(Dataset entries on figures)
====================
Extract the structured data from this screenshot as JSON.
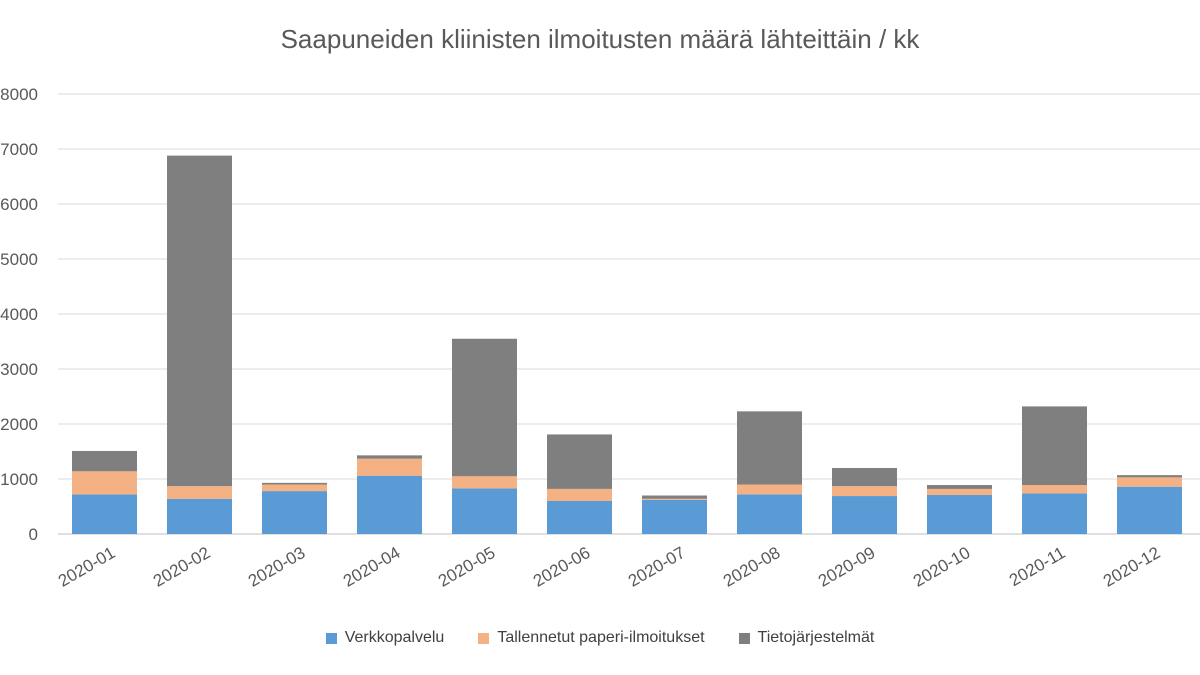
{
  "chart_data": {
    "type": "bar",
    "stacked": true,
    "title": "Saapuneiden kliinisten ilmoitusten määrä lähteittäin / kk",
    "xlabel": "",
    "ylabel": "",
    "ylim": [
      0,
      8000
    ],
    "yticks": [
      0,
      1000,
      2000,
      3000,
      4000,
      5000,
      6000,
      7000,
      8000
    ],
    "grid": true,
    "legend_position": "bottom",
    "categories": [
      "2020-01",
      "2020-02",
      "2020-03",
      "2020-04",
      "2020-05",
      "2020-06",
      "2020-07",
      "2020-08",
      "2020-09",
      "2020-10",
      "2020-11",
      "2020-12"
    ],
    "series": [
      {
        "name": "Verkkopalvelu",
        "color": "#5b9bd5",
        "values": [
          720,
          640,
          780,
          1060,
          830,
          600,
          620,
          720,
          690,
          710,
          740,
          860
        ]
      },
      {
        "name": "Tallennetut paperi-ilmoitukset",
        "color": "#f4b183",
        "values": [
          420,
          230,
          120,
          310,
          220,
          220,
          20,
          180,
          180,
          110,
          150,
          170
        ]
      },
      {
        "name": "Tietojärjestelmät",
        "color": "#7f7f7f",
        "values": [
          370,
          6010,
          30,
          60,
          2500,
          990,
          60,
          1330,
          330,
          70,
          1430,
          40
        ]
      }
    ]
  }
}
====================
Gather every line from the listing above in which the word "color" appears.

        "color": "#5b9bd5",
        "color": "#f4b183",
        "color": "#7f7f7f",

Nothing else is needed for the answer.